**GIVEN REQUEST:** Repeat the material verbatim and drop the pictures.

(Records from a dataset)
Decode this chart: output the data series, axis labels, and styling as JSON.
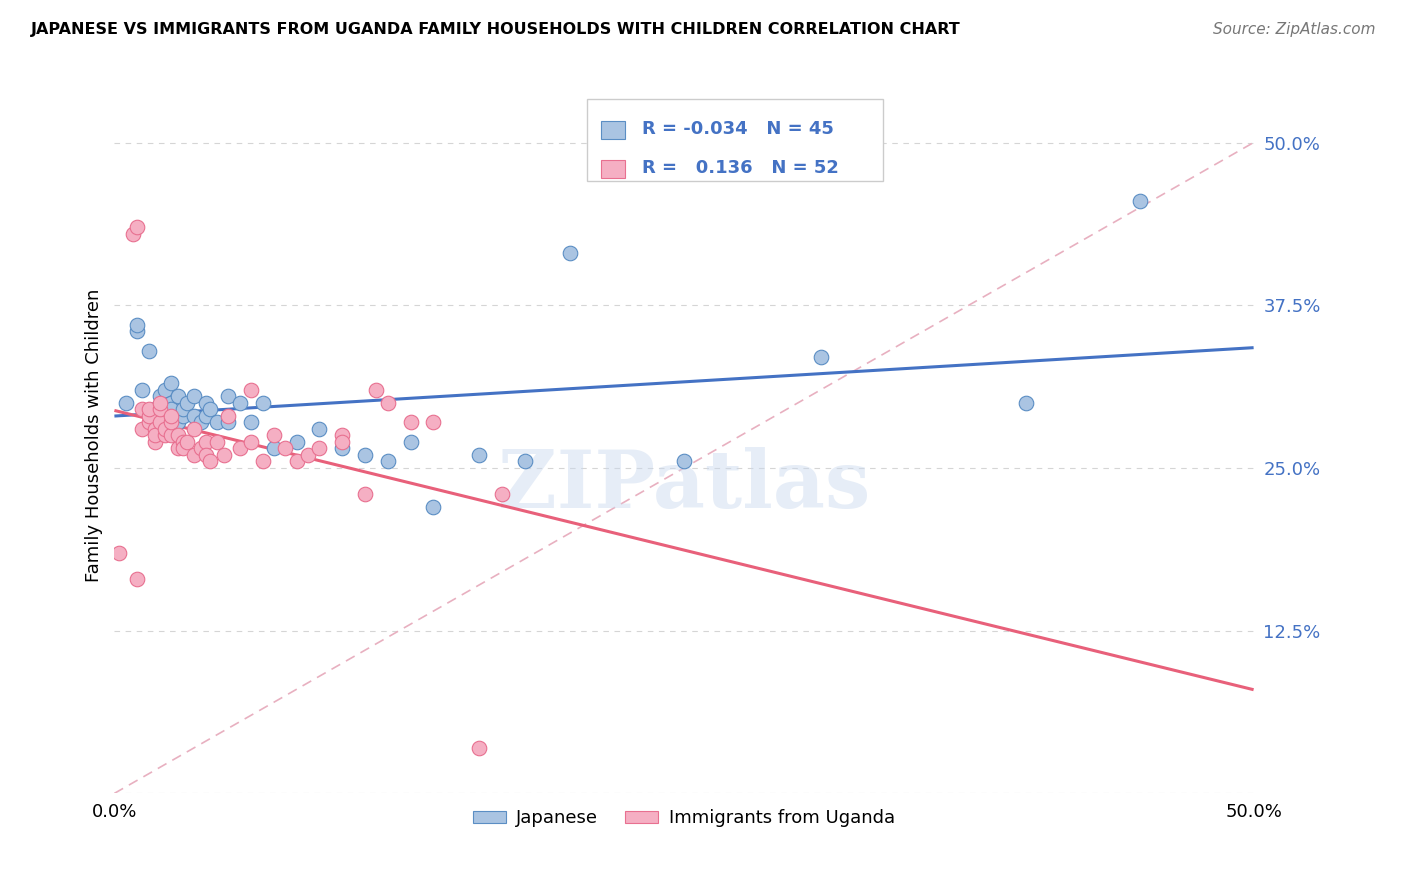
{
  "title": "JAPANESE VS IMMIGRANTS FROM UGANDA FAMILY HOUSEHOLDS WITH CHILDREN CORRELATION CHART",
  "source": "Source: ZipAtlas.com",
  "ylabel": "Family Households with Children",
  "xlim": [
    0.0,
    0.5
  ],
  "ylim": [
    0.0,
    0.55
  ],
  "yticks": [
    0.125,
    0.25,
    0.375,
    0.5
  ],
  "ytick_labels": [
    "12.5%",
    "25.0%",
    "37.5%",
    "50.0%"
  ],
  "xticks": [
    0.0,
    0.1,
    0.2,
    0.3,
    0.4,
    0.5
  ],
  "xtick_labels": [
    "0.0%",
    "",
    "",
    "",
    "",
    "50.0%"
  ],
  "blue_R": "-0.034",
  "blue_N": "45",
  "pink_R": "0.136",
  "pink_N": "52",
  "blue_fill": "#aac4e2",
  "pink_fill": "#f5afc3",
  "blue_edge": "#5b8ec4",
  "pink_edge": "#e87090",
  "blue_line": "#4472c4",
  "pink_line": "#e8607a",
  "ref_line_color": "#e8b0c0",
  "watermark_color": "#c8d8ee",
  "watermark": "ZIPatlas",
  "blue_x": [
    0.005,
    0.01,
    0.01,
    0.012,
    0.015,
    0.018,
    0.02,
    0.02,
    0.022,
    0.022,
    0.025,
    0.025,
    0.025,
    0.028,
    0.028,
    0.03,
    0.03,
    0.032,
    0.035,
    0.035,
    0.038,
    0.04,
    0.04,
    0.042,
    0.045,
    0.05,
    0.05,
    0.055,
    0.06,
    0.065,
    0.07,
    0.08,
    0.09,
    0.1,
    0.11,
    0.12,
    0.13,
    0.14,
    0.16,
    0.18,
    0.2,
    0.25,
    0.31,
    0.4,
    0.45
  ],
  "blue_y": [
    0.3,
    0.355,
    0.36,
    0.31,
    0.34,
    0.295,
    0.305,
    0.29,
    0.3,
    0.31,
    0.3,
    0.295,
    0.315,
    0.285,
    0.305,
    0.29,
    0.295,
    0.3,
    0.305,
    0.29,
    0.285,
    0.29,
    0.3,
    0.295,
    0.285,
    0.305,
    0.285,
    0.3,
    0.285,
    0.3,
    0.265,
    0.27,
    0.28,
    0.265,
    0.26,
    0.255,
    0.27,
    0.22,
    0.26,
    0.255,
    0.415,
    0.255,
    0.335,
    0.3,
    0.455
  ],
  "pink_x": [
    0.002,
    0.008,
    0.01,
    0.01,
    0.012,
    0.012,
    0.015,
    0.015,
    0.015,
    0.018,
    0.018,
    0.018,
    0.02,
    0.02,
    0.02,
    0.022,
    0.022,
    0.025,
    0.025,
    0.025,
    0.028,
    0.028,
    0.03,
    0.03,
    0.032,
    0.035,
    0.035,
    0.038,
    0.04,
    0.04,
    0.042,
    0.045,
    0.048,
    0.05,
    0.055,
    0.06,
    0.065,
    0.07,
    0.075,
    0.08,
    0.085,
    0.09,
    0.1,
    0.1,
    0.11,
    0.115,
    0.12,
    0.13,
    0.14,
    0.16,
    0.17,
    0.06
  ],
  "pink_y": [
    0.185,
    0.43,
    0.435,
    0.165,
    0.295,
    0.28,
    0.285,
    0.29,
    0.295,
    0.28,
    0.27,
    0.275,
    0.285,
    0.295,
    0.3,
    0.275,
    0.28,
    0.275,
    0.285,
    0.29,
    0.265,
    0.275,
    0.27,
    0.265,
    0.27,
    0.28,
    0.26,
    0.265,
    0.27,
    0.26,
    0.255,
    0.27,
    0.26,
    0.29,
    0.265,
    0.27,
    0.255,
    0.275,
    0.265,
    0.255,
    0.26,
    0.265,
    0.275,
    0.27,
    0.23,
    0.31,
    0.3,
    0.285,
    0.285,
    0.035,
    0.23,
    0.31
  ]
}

**OUTPUT OF THE TASK:**
Decode this chart: output the data series, axis labels, and styling as JSON.
{
  "title": "JAPANESE VS IMMIGRANTS FROM UGANDA FAMILY HOUSEHOLDS WITH CHILDREN CORRELATION CHART",
  "source": "Source: ZipAtlas.com",
  "ylabel": "Family Households with Children",
  "xlim": [
    0.0,
    0.5
  ],
  "ylim": [
    0.0,
    0.55
  ],
  "yticks": [
    0.125,
    0.25,
    0.375,
    0.5
  ],
  "ytick_labels": [
    "12.5%",
    "25.0%",
    "37.5%",
    "50.0%"
  ],
  "xticks": [
    0.0,
    0.1,
    0.2,
    0.3,
    0.4,
    0.5
  ],
  "xtick_labels": [
    "0.0%",
    "",
    "",
    "",
    "",
    "50.0%"
  ],
  "blue_R": "-0.034",
  "blue_N": "45",
  "pink_R": "0.136",
  "pink_N": "52",
  "blue_fill": "#aac4e2",
  "pink_fill": "#f5afc3",
  "blue_edge": "#5b8ec4",
  "pink_edge": "#e87090",
  "blue_line": "#4472c4",
  "pink_line": "#e8607a",
  "ref_line_color": "#e8b0c0",
  "watermark_color": "#c8d8ee",
  "watermark": "ZIPatlas",
  "blue_x": [
    0.005,
    0.01,
    0.01,
    0.012,
    0.015,
    0.018,
    0.02,
    0.02,
    0.022,
    0.022,
    0.025,
    0.025,
    0.025,
    0.028,
    0.028,
    0.03,
    0.03,
    0.032,
    0.035,
    0.035,
    0.038,
    0.04,
    0.04,
    0.042,
    0.045,
    0.05,
    0.05,
    0.055,
    0.06,
    0.065,
    0.07,
    0.08,
    0.09,
    0.1,
    0.11,
    0.12,
    0.13,
    0.14,
    0.16,
    0.18,
    0.2,
    0.25,
    0.31,
    0.4,
    0.45
  ],
  "blue_y": [
    0.3,
    0.355,
    0.36,
    0.31,
    0.34,
    0.295,
    0.305,
    0.29,
    0.3,
    0.31,
    0.3,
    0.295,
    0.315,
    0.285,
    0.305,
    0.29,
    0.295,
    0.3,
    0.305,
    0.29,
    0.285,
    0.29,
    0.3,
    0.295,
    0.285,
    0.305,
    0.285,
    0.3,
    0.285,
    0.3,
    0.265,
    0.27,
    0.28,
    0.265,
    0.26,
    0.255,
    0.27,
    0.22,
    0.26,
    0.255,
    0.415,
    0.255,
    0.335,
    0.3,
    0.455
  ],
  "pink_x": [
    0.002,
    0.008,
    0.01,
    0.01,
    0.012,
    0.012,
    0.015,
    0.015,
    0.015,
    0.018,
    0.018,
    0.018,
    0.02,
    0.02,
    0.02,
    0.022,
    0.022,
    0.025,
    0.025,
    0.025,
    0.028,
    0.028,
    0.03,
    0.03,
    0.032,
    0.035,
    0.035,
    0.038,
    0.04,
    0.04,
    0.042,
    0.045,
    0.048,
    0.05,
    0.055,
    0.06,
    0.065,
    0.07,
    0.075,
    0.08,
    0.085,
    0.09,
    0.1,
    0.1,
    0.11,
    0.115,
    0.12,
    0.13,
    0.14,
    0.16,
    0.17,
    0.06
  ],
  "pink_y": [
    0.185,
    0.43,
    0.435,
    0.165,
    0.295,
    0.28,
    0.285,
    0.29,
    0.295,
    0.28,
    0.27,
    0.275,
    0.285,
    0.295,
    0.3,
    0.275,
    0.28,
    0.275,
    0.285,
    0.29,
    0.265,
    0.275,
    0.27,
    0.265,
    0.27,
    0.28,
    0.26,
    0.265,
    0.27,
    0.26,
    0.255,
    0.27,
    0.26,
    0.29,
    0.265,
    0.27,
    0.255,
    0.275,
    0.265,
    0.255,
    0.26,
    0.265,
    0.275,
    0.27,
    0.23,
    0.31,
    0.3,
    0.285,
    0.285,
    0.035,
    0.23,
    0.31
  ]
}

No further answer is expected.